Dataset items:

* * *

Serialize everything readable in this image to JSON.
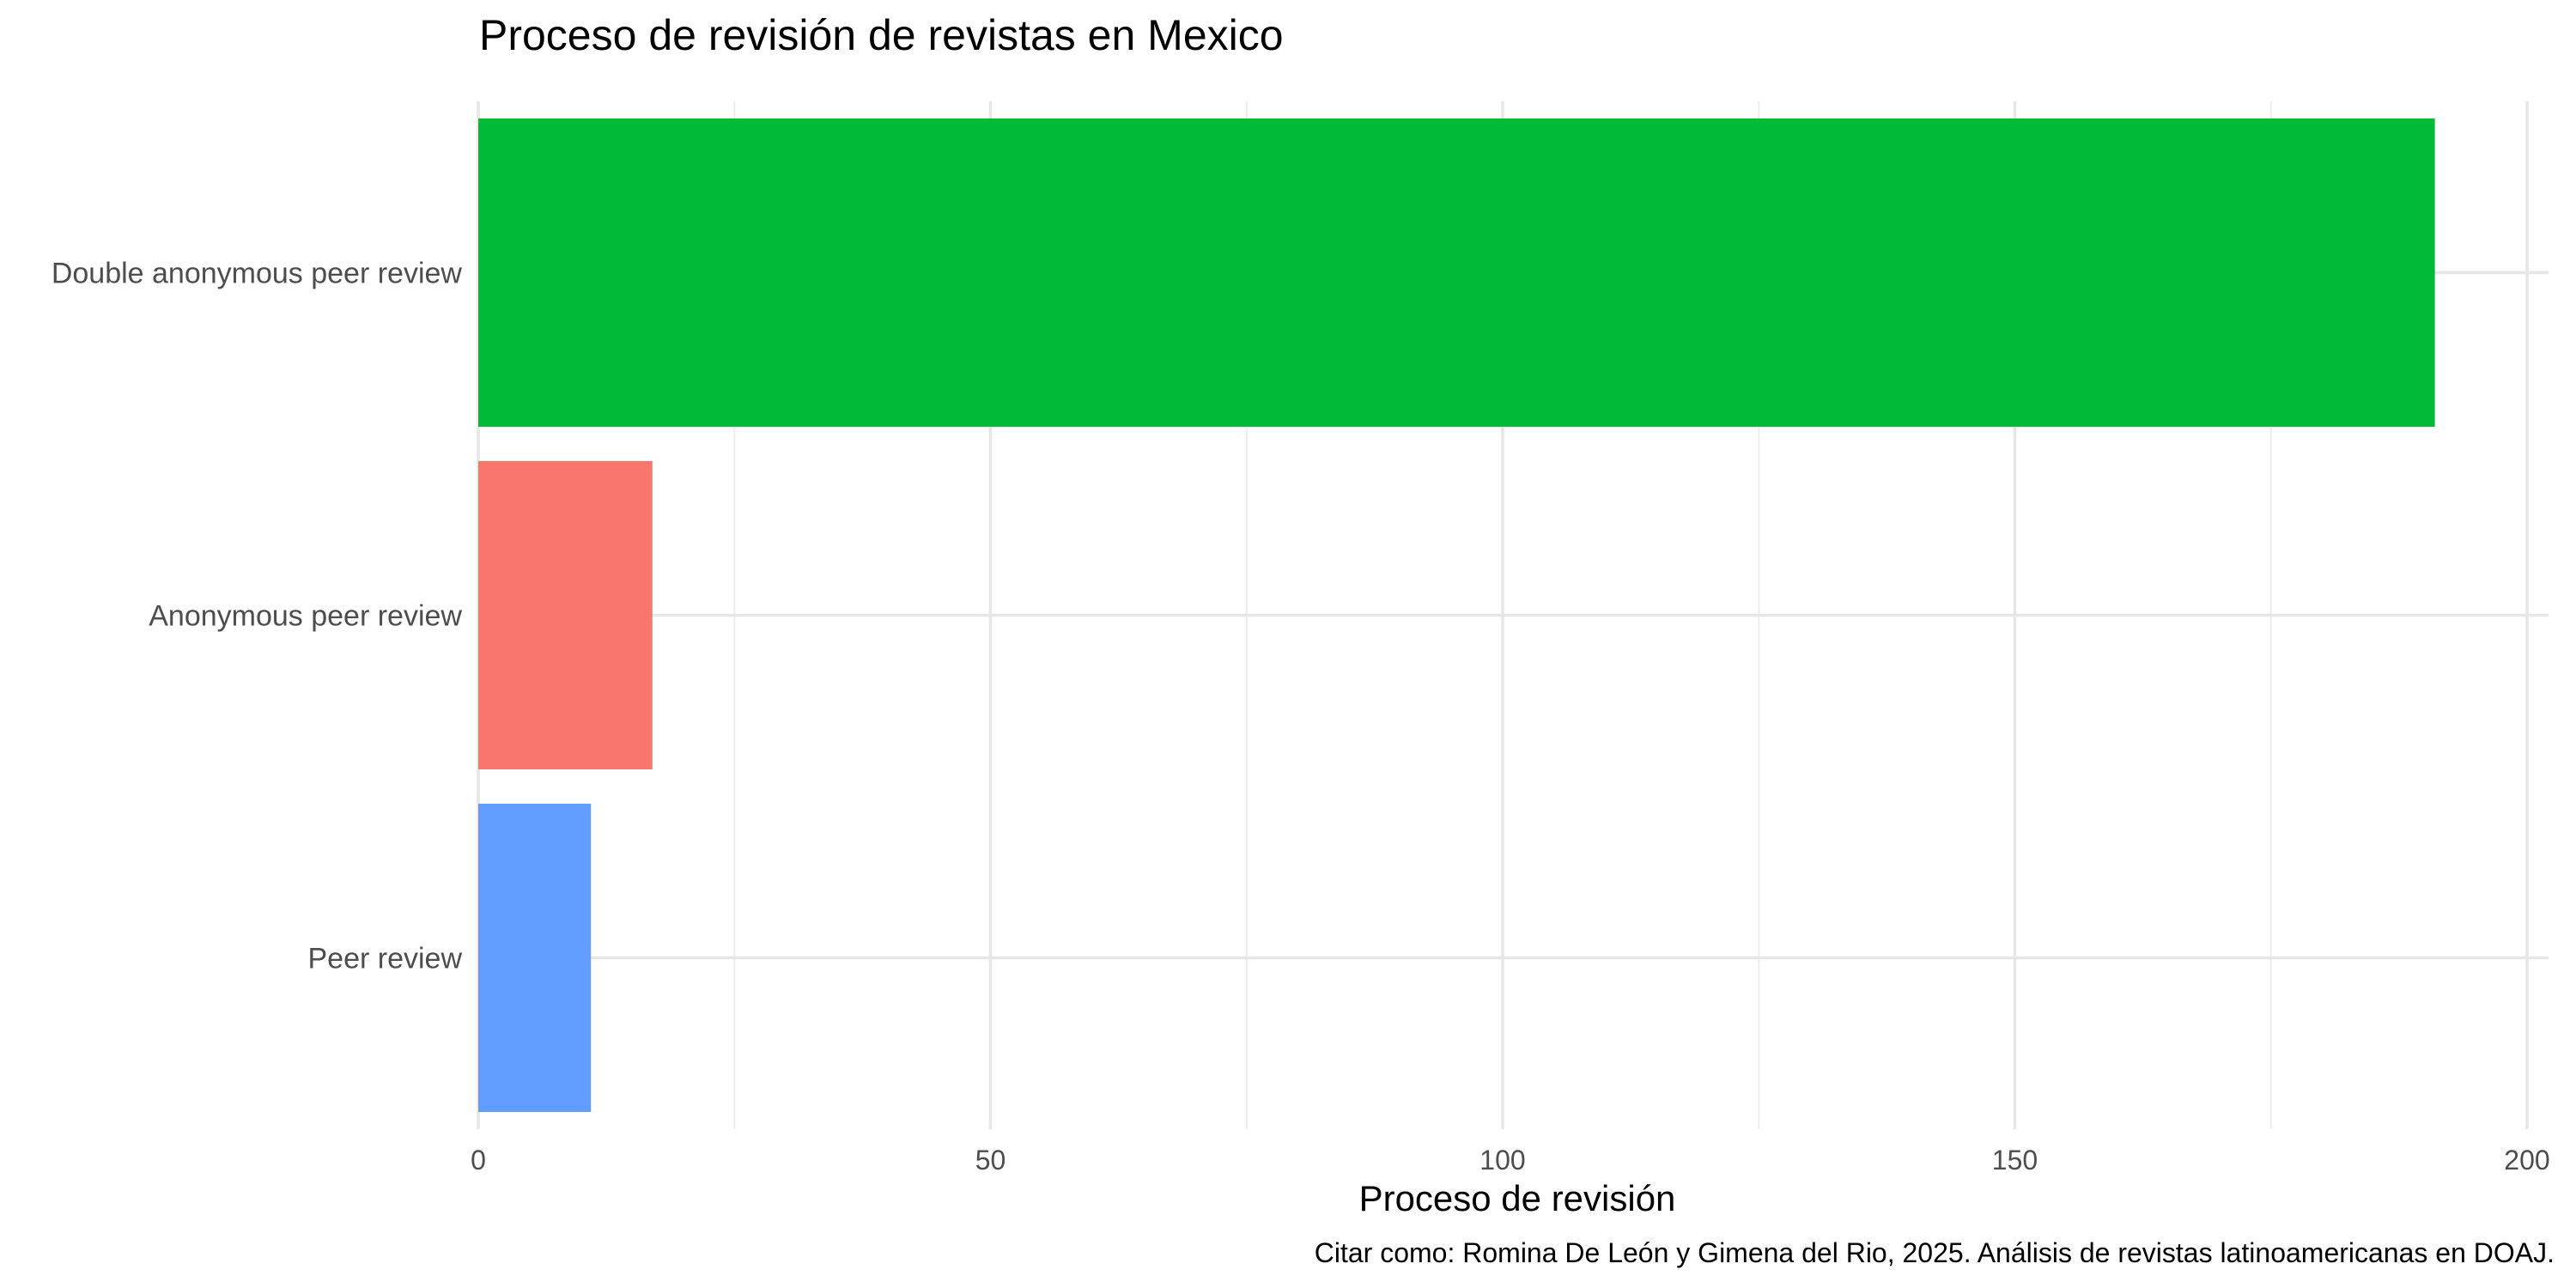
{
  "chart_data": {
    "type": "bar",
    "orientation": "horizontal",
    "title": "Proceso de revisión de revistas en Mexico",
    "xlabel": "Proceso de revisión",
    "ylabel": "",
    "caption": "Citar como: Romina De León y Gimena del Rio, 2025. Análisis de revistas latinoamericanas en DOAJ.",
    "categories": [
      "Double anonymous peer review",
      "Anonymous peer review",
      "Peer review"
    ],
    "values": [
      191,
      17,
      11
    ],
    "colors": [
      "#00BA38",
      "#F8766D",
      "#619CFF"
    ],
    "xlim": [
      0,
      200
    ],
    "xticks": [
      0,
      50,
      100,
      150,
      200
    ],
    "grid": true,
    "legend": "none"
  }
}
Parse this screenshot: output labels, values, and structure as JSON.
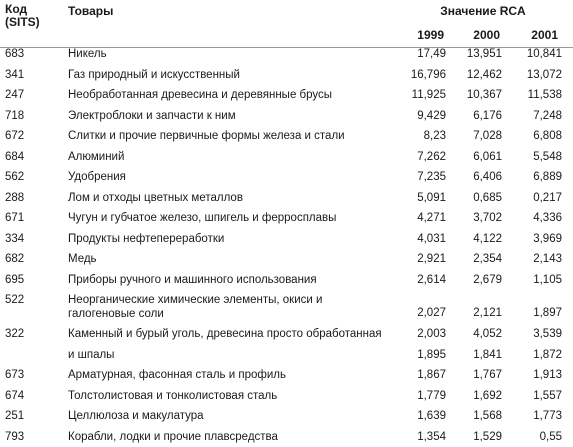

* * *

Exercise prompt:
All the lines above are to be given again exactly as they read, with the pictures removed.

Solution to the exercise:
Serialize everything readable in this image to JSON.
{
  "chart_data": {
    "type": "bar",
    "orientation": "horizontal",
    "title": "Proceso de revisión de revistas en Mexico",
    "xlabel": "Proceso de revisión",
    "ylabel": "",
    "caption": "Citar como: Romina De León y Gimena del Rio, 2025. Análisis de revistas latinoamericanas en DOAJ.",
    "categories": [
      "Double anonymous peer review",
      "Anonymous peer review",
      "Peer review"
    ],
    "values": [
      191,
      17,
      11
    ],
    "colors": [
      "#00BA38",
      "#F8766D",
      "#619CFF"
    ],
    "xlim": [
      0,
      200
    ],
    "xticks": [
      0,
      50,
      100,
      150,
      200
    ],
    "grid": true,
    "legend": "none"
  }
}
Parse this screenshot: output labels, values, and structure as JSON.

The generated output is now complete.